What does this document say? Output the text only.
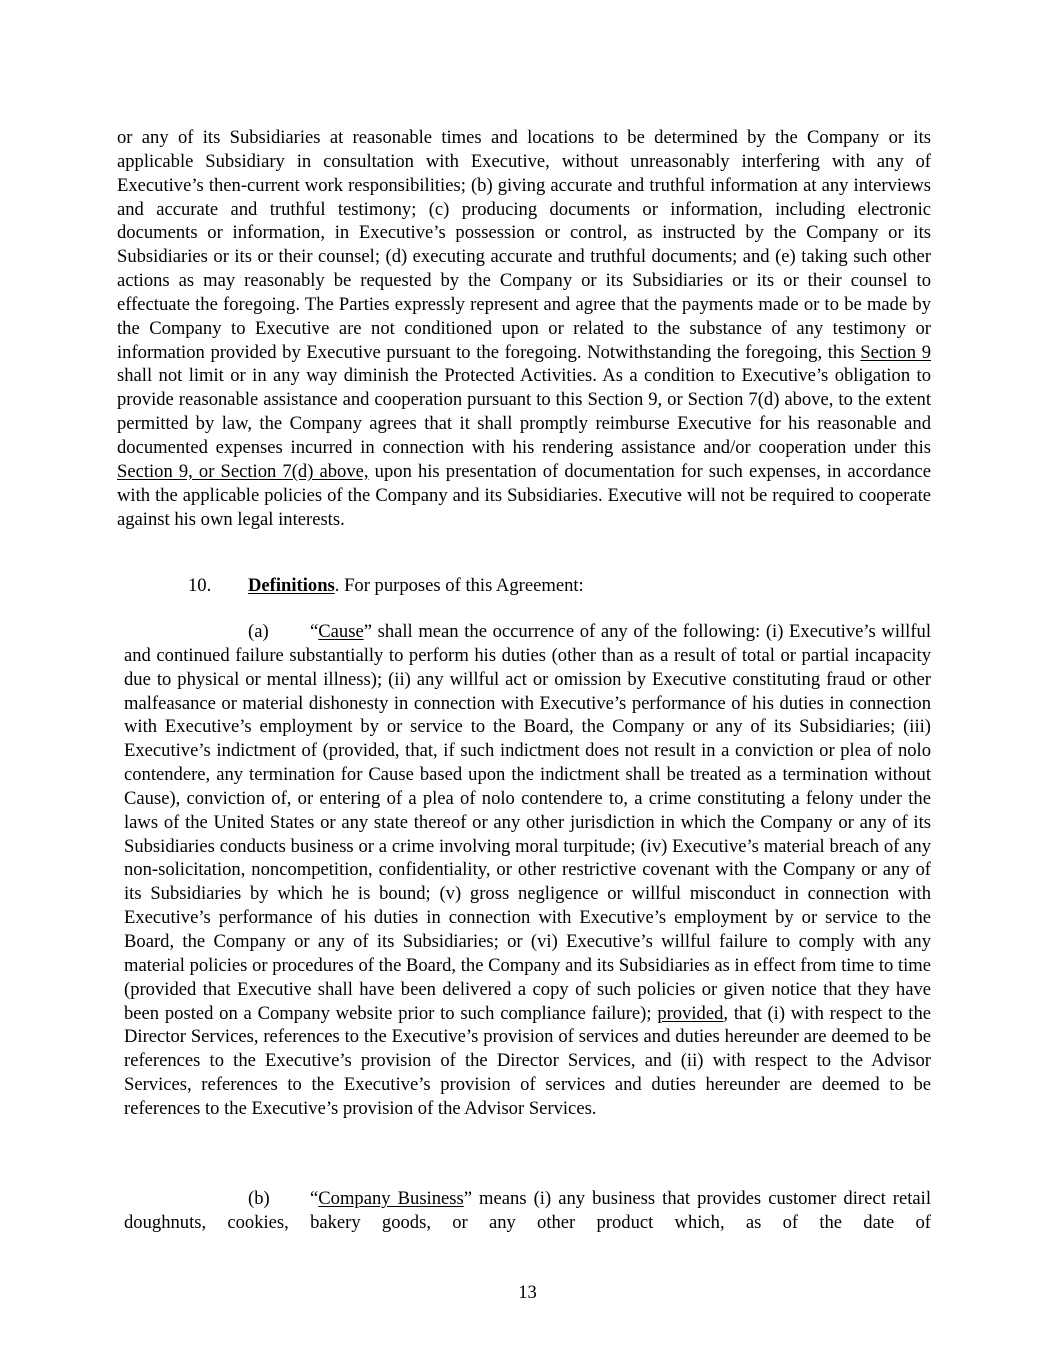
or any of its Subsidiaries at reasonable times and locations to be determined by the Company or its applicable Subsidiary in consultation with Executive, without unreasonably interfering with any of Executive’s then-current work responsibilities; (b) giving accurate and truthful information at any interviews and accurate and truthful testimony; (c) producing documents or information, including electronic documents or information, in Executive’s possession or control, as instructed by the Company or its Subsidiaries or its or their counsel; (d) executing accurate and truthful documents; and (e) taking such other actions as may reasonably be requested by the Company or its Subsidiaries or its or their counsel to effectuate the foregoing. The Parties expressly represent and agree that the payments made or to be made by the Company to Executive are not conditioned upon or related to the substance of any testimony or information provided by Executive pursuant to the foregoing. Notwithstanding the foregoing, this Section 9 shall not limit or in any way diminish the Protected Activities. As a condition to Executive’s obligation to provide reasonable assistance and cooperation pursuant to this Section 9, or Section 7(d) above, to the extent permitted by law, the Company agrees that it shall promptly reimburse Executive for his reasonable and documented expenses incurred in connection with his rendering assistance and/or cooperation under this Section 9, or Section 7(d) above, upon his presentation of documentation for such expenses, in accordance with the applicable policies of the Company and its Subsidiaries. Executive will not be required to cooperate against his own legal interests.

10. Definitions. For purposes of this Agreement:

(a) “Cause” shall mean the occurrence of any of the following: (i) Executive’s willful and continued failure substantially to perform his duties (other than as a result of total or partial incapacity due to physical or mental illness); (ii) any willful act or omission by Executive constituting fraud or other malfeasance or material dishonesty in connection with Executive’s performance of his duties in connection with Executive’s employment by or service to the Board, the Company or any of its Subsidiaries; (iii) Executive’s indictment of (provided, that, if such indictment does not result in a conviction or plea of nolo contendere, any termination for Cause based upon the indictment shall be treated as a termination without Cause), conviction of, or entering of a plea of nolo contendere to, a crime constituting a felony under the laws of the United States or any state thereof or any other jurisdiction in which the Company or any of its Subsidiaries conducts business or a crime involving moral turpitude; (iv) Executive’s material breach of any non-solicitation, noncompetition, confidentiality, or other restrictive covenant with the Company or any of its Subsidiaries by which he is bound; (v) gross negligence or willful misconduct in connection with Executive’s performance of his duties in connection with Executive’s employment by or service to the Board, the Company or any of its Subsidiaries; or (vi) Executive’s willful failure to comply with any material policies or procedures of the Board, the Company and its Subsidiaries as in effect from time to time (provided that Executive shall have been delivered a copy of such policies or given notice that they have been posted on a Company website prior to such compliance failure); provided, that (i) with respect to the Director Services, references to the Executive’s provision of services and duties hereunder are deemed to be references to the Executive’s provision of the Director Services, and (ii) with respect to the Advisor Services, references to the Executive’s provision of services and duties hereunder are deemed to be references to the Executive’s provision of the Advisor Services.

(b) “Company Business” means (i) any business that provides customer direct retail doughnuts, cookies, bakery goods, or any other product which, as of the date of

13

___

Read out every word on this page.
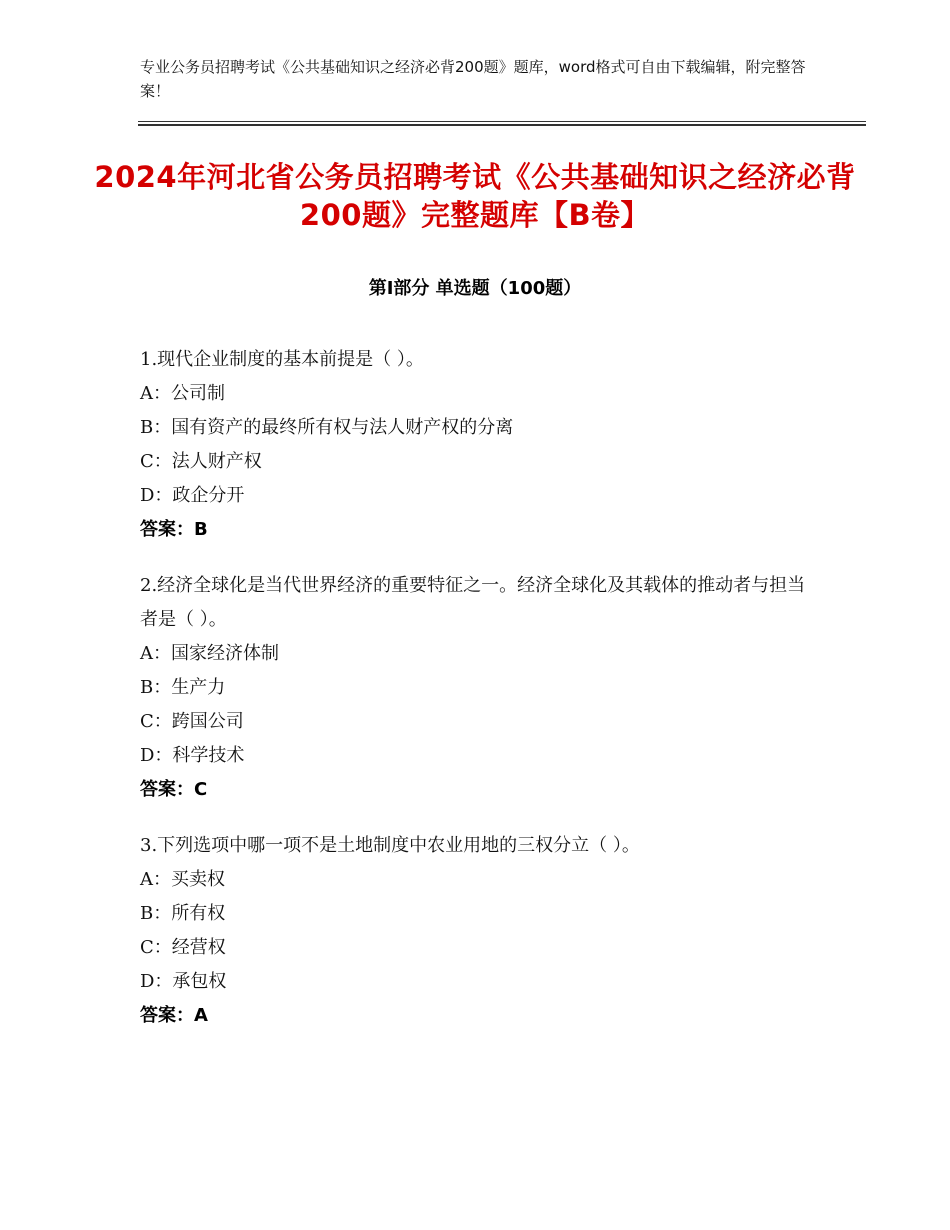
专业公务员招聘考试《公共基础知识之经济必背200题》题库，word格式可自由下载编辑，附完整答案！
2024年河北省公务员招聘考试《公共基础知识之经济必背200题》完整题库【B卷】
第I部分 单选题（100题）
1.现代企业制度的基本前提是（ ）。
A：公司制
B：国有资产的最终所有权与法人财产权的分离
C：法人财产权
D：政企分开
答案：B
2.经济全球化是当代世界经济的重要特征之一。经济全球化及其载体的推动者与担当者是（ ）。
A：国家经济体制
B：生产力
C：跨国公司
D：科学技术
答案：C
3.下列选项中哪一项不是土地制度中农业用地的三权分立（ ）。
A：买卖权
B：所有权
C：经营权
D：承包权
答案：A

___

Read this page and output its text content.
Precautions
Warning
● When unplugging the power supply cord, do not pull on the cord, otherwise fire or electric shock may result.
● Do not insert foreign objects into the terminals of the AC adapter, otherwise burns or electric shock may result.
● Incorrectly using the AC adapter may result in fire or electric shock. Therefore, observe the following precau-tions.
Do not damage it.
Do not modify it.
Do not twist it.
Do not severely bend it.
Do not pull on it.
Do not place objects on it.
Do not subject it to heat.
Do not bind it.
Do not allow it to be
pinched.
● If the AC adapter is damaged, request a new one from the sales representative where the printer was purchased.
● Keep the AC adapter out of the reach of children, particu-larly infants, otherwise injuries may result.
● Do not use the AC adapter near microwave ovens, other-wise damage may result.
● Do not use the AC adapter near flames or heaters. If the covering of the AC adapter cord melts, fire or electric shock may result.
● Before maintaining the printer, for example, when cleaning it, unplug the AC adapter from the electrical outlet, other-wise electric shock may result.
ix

___

» Task: Copy every line of the material in which the word "text" occurs.

» Task response:
What does this document say? Output the text only.
Read this page and output its text content.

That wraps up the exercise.